__What is required__
Your task is to repeat all of the material exactly.
......
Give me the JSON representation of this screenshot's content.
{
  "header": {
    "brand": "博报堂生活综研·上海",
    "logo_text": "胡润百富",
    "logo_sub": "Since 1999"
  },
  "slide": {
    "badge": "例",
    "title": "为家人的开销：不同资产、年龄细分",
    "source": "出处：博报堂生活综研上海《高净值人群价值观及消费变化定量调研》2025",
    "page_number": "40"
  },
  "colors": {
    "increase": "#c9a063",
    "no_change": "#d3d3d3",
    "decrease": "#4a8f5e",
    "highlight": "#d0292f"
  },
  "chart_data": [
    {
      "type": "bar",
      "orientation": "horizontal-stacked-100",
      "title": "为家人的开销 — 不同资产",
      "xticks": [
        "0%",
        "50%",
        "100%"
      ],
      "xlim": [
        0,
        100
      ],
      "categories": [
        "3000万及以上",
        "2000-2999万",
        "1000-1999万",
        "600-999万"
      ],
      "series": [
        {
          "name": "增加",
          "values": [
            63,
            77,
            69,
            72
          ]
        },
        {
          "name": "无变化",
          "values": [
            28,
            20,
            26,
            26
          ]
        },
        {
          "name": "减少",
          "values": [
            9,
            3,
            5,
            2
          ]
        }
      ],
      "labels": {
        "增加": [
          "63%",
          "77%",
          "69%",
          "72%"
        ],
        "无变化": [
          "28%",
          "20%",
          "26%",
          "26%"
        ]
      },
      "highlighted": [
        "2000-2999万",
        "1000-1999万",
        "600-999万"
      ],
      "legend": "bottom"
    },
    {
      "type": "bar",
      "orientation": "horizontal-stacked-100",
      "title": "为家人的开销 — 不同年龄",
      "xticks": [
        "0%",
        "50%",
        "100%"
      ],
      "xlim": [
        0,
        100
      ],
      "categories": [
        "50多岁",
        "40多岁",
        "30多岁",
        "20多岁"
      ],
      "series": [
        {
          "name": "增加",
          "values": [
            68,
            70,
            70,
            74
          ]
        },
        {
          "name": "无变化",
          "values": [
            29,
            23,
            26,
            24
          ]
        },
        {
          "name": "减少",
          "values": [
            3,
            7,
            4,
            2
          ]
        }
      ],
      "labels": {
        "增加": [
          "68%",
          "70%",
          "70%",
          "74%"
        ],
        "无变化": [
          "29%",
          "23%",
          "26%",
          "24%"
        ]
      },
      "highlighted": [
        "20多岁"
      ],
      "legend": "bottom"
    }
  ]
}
......
__Finished answer__
Give me the JSON representation of this screenshot's content.
{
  "header": {
    "brand": "博报堂生活综研·上海",
    "logo_text": "胡润百富",
    "logo_sub": "Since 1999"
  },
  "slide": {
    "badge": "例",
    "title": "为家人的开销：不同资产、年龄细分",
    "source": "出处：博报堂生活综研上海《高净值人群价值观及消费变化定量调研》2025",
    "page_number": "40"
  },
  "colors": {
    "increase": "#c9a063",
    "no_change": "#d3d3d3",
    "decrease": "#4a8f5e",
    "highlight": "#d0292f"
  },
  "chart_data": [
    {
      "type": "bar",
      "orientation": "horizontal-stacked-100",
      "title": "为家人的开销 — 不同资产",
      "xticks": [
        "0%",
        "50%",
        "100%"
      ],
      "xlim": [
        0,
        100
      ],
      "categories": [
        "3000万及以上",
        "2000-2999万",
        "1000-1999万",
        "600-999万"
      ],
      "series": [
        {
          "name": "增加",
          "values": [
            63,
            77,
            69,
            72
          ]
        },
        {
          "name": "无变化",
          "values": [
            28,
            20,
            26,
            26
          ]
        },
        {
          "name": "减少",
          "values": [
            9,
            3,
            5,
            2
          ]
        }
      ],
      "labels": {
        "增加": [
          "63%",
          "77%",
          "69%",
          "72%"
        ],
        "无变化": [
          "28%",
          "20%",
          "26%",
          "26%"
        ]
      },
      "highlighted": [
        "2000-2999万",
        "1000-1999万",
        "600-999万"
      ],
      "legend": "bottom"
    },
    {
      "type": "bar",
      "orientation": "horizontal-stacked-100",
      "title": "为家人的开销 — 不同年龄",
      "xticks": [
        "0%",
        "50%",
        "100%"
      ],
      "xlim": [
        0,
        100
      ],
      "categories": [
        "50多岁",
        "40多岁",
        "30多岁",
        "20多岁"
      ],
      "series": [
        {
          "name": "增加",
          "values": [
            68,
            70,
            70,
            74
          ]
        },
        {
          "name": "无变化",
          "values": [
            29,
            23,
            26,
            24
          ]
        },
        {
          "name": "减少",
          "values": [
            3,
            7,
            4,
            2
          ]
        }
      ],
      "labels": {
        "增加": [
          "68%",
          "70%",
          "70%",
          "74%"
        ],
        "无变化": [
          "29%",
          "23%",
          "26%",
          "24%"
        ]
      },
      "highlighted": [
        "20多岁"
      ],
      "legend": "bottom"
    }
  ]
}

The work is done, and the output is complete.